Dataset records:
— begin —
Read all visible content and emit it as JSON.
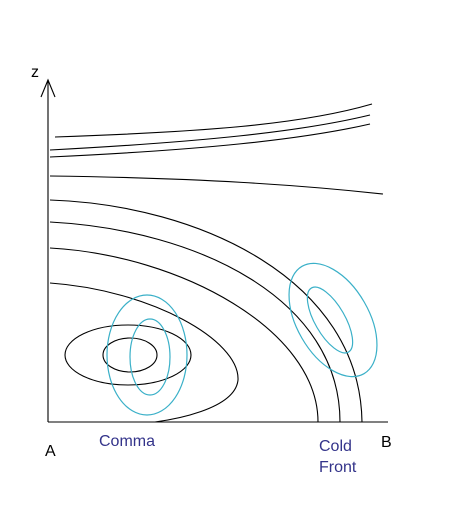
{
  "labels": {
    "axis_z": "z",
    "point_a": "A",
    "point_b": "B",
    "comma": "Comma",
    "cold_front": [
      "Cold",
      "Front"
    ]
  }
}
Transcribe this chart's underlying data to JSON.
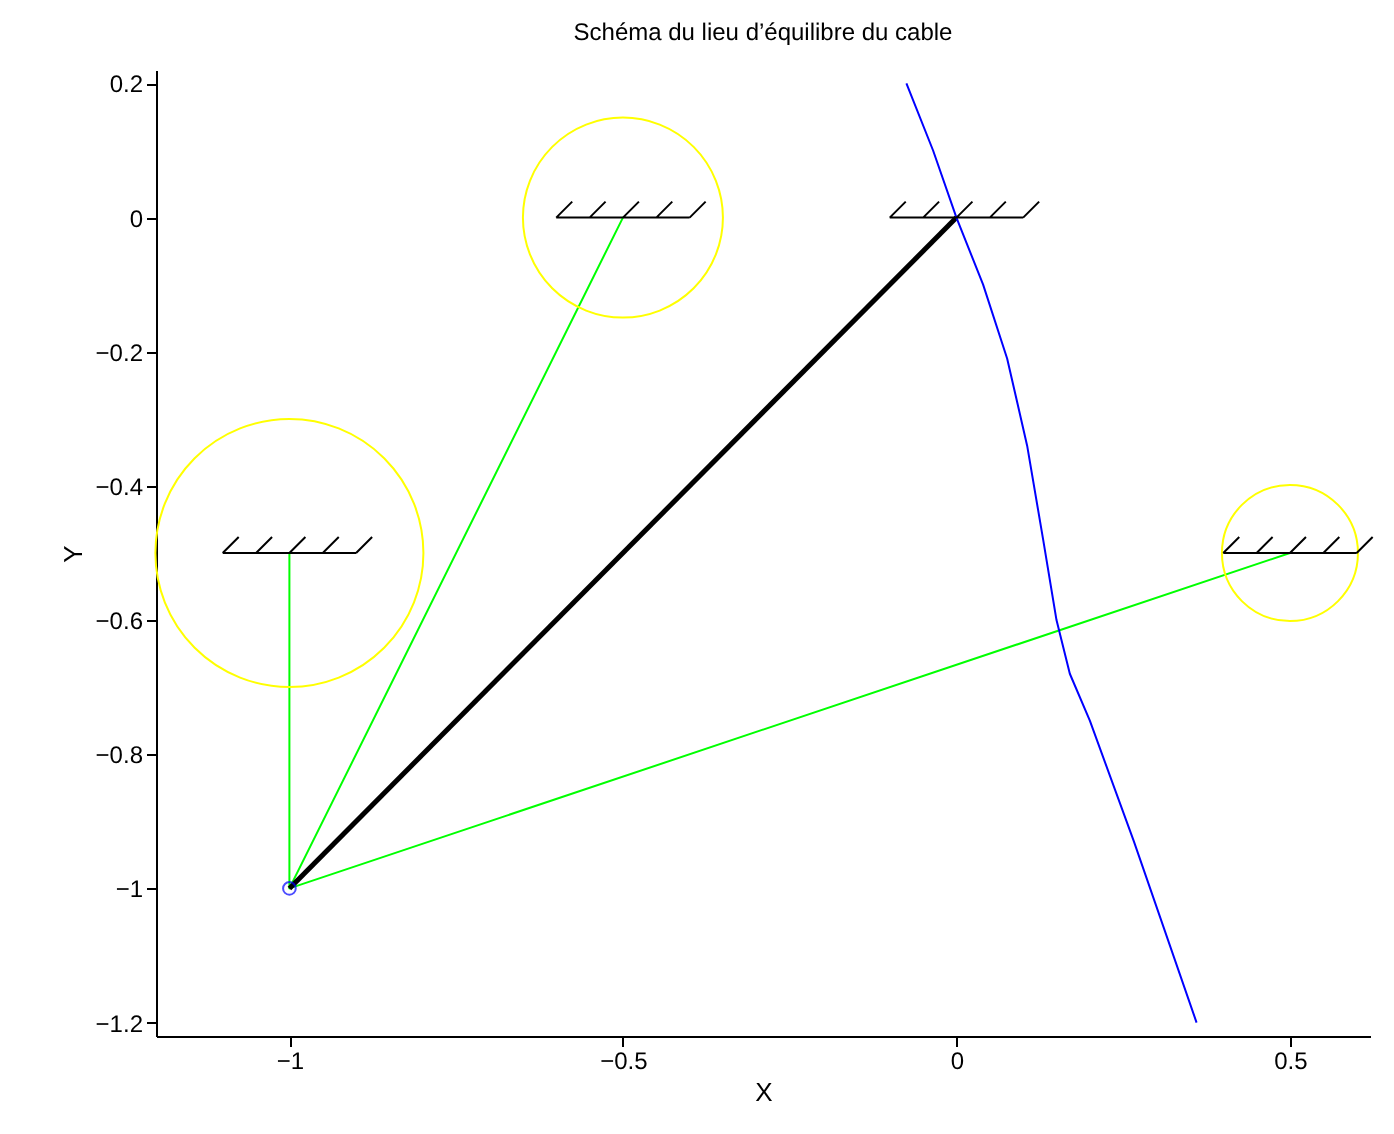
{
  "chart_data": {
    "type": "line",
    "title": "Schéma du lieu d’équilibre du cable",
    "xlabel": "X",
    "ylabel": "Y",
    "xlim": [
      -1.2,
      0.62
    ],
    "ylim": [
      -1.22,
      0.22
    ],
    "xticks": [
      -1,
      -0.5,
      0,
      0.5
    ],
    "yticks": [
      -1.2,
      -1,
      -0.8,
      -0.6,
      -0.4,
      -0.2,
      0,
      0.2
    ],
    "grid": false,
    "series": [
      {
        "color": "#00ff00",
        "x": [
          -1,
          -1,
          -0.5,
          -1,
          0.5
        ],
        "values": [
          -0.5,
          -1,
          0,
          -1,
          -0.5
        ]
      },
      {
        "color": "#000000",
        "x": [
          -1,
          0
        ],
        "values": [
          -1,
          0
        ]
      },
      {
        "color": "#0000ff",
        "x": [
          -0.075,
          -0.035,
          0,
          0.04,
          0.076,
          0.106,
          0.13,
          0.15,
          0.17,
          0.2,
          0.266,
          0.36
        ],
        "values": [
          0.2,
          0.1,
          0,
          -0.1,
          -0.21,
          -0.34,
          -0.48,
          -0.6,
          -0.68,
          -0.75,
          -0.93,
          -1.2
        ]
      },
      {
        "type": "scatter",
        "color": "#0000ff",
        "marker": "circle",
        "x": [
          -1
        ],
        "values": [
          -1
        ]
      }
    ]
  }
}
— end —
* Exercise directions: Word for word, quote the lines above. Omit the pictures.

* Solution to this exercise:
Read all visible content and emit it as JSON.
{
  "labels": {
    "axis_z": "z",
    "point_a": "A",
    "point_b": "B",
    "comma": "Comma",
    "cold_front": [
      "Cold",
      "Front"
    ]
  }
}
Transcribe this chart's underlying data to JSON.
{
  "chart_data": {
    "type": "line",
    "title": "Schéma du lieu d’équilibre du cable",
    "xlabel": "X",
    "ylabel": "Y",
    "xlim": [
      -1.2,
      0.62
    ],
    "ylim": [
      -1.22,
      0.22
    ],
    "xticks": [
      -1,
      -0.5,
      0,
      0.5
    ],
    "yticks": [
      -1.2,
      -1,
      -0.8,
      -0.6,
      -0.4,
      -0.2,
      0,
      0.2
    ],
    "grid": false,
    "series": [
      {
        "color": "#00ff00",
        "x": [
          -1,
          -1,
          -0.5,
          -1,
          0.5
        ],
        "values": [
          -0.5,
          -1,
          0,
          -1,
          -0.5
        ]
      },
      {
        "color": "#000000",
        "x": [
          -1,
          0
        ],
        "values": [
          -1,
          0
        ]
      },
      {
        "color": "#0000ff",
        "x": [
          -0.075,
          -0.035,
          0,
          0.04,
          0.076,
          0.106,
          0.13,
          0.15,
          0.17,
          0.2,
          0.266,
          0.36
        ],
        "values": [
          0.2,
          0.1,
          0,
          -0.1,
          -0.21,
          -0.34,
          -0.48,
          -0.6,
          -0.68,
          -0.75,
          -0.93,
          -1.2
        ]
      },
      {
        "type": "scatter",
        "color": "#0000ff",
        "marker": "circle",
        "x": [
          -1
        ],
        "values": [
          -1
        ]
      }
    ]
  }
}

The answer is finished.